Artykuły

Anna Radwan: zamieniłam piętra i... zostałam aktorką

Anna Radwan to pierwsza dama krakowskiego teatru. Teraz oglądamy ją w filmie "Kamerdyner", który podbił festiwal filmowy w Gdyni. Nam opowiada o swych doświadczeniach aktorskich w teatrze, kinie i telewizji.

Co sprawiło, że zdecydowała się Pani zagrać w "Kamerdynerze" - reżyser czy ciekawy scenariusz?

- I jedno, i drugie. Filip Bajon to marka sama w sobie. Ale scenariusz, który dostałam, też mnie zainteresował. Zawsze jest tak, że scenariusz w czasie realizacji filmu jest poddawany zmianom. Ale tym razem wszystkie wersje, które do mnie trafiały, były cudowne. Ta pierwsza zrobiła na mnie największe wrażenie, ponieważ była wręcz nieprawdopodobną panoramą ludzkich losów. Wszystkie wątki były podomykane, bohaterowie mieli swoje opowiedziane do końca życiorysy. Potem trzeba było jednak dokonać selekcji poszczególnych wątków. Niektóre zostały skrócone. Trochę mi tego żal, ale być może serial, o którym wiem już na pewno, że powstanie, w swoich siedmiu odcinkach choć trochę dopowie i dopełni wątki wszystkich bohaterów występujących w filmie.

Pani musiała pokazać w filmie przemiany swej bohaterki, jakim podlegała przez 45 lat. To trudne wyzwanie?

▸ **Lista rekordów**

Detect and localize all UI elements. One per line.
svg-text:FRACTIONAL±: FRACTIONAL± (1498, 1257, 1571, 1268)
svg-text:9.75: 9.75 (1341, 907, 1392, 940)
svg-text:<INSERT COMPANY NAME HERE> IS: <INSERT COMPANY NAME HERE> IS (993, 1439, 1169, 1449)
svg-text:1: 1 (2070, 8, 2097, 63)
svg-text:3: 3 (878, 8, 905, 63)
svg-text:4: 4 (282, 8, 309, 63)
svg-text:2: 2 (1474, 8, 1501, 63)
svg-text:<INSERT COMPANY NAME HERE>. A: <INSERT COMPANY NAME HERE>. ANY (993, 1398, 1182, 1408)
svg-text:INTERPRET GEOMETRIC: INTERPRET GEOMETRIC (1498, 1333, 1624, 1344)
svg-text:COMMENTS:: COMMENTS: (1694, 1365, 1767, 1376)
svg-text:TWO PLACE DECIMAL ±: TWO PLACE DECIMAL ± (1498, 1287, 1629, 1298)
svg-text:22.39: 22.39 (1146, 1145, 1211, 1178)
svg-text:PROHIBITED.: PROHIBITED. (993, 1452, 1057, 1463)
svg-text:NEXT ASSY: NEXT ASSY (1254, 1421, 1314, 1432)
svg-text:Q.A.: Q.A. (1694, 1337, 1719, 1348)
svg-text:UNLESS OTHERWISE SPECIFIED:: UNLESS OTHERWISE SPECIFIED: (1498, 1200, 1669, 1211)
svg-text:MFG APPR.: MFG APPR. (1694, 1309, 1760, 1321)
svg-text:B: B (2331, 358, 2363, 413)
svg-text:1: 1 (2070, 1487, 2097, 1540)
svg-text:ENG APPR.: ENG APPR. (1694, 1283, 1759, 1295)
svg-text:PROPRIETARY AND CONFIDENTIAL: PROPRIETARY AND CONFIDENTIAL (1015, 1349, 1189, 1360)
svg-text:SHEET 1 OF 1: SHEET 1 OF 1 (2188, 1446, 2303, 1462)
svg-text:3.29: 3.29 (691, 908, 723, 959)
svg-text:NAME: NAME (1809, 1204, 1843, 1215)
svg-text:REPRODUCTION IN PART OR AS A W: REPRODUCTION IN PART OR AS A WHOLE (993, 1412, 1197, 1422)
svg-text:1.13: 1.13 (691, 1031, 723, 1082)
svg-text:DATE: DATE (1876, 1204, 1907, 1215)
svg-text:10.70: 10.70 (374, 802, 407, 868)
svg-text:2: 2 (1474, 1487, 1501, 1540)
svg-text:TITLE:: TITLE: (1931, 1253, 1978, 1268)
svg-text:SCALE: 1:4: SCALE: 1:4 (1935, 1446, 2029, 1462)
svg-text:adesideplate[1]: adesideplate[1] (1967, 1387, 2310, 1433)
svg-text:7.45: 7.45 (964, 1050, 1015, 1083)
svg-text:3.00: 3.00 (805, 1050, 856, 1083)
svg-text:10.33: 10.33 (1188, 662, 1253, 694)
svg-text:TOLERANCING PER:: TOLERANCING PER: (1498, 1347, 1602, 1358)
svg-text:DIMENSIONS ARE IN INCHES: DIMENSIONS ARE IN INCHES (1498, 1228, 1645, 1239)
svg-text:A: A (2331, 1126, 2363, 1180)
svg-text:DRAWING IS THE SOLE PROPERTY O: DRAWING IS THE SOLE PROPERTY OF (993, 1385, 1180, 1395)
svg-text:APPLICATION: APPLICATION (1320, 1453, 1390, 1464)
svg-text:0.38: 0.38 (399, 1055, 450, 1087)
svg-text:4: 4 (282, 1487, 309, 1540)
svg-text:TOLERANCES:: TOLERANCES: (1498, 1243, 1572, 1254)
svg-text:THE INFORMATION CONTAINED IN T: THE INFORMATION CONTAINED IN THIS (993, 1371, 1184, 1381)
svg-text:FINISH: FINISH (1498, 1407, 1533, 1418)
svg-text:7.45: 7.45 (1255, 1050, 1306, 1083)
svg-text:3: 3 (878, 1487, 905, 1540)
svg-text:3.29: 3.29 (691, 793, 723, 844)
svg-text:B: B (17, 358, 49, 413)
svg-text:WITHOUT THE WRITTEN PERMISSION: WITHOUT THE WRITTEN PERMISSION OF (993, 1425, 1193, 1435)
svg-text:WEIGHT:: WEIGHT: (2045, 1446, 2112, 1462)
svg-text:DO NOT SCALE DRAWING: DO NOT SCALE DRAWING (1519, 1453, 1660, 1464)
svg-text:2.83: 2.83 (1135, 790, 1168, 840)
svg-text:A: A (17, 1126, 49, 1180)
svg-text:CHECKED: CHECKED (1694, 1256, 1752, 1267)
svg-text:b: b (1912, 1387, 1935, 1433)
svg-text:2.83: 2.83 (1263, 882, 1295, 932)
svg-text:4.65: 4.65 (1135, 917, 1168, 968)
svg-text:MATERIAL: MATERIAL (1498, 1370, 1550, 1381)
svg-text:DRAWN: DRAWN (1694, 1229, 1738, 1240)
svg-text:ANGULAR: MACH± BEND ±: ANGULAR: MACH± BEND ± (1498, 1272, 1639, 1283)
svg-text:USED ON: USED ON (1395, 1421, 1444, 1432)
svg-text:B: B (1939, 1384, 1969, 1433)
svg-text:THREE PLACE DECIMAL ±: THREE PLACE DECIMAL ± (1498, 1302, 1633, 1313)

▸ **Zadanie pisemne 1**
Odpowiedz krótko na pytania do wywiadu z Anną Radwan:
(a) W jakim filmie oglądamy teraz Annę Radwan?
(b) Z ilu odcinków ma się składać serial?
(c) Przez ile lat zachodzą przemiany bohaterki Anny Radwan w filmie?
▸ **Zadanie pisemne 2**
Wypisz z wywiadu z Anną Radwan fragment, który zaczyna się od słów "Co sprawiło, że" i kończy na słowach "występujących w filmie.".

▸ **Odpowiedź do ćwiczenia 1**
(a) W filmie „Kamerdyner”.
(b) Z siedmiu odcinków.
(c) Przez 45 lat.

▸ **Odpowiedź do ćwiczenia 2**
Co sprawiło, że zdecydowała się Pani zagrać w "Kamerdynerze" - reżyser czy ciekawy scenariusz?

- I jedno, i drugie. Filip Bajon to marka sama w sobie. Ale scenariusz, który dostałam, też mnie zainteresował. Zawsze jest tak, że scenariusz w czasie realizacji filmu jest poddawany zmianom. Ale tym razem wszystkie wersje, które do mnie trafiały, były cudowne. Ta pierwsza zrobiła na mnie największe wrażenie, ponieważ była wręcz nieprawdopodobną panoramą ludzkich losów. Wszystkie wątki były podomykane, bohaterowie mieli swoje opowiedziane do końca życiorysy. Potem trzeba było jednak dokonać selekcji poszczególnych wątków. Niektóre zostały skrócone. Trochę mi tego żal, ale być może serial, o którym wiem już na pewno, że powstanie, w swoich siedmiu odcinkach choć trochę dopowie i dopełni wątki wszystkich bohaterów występujących w filmie.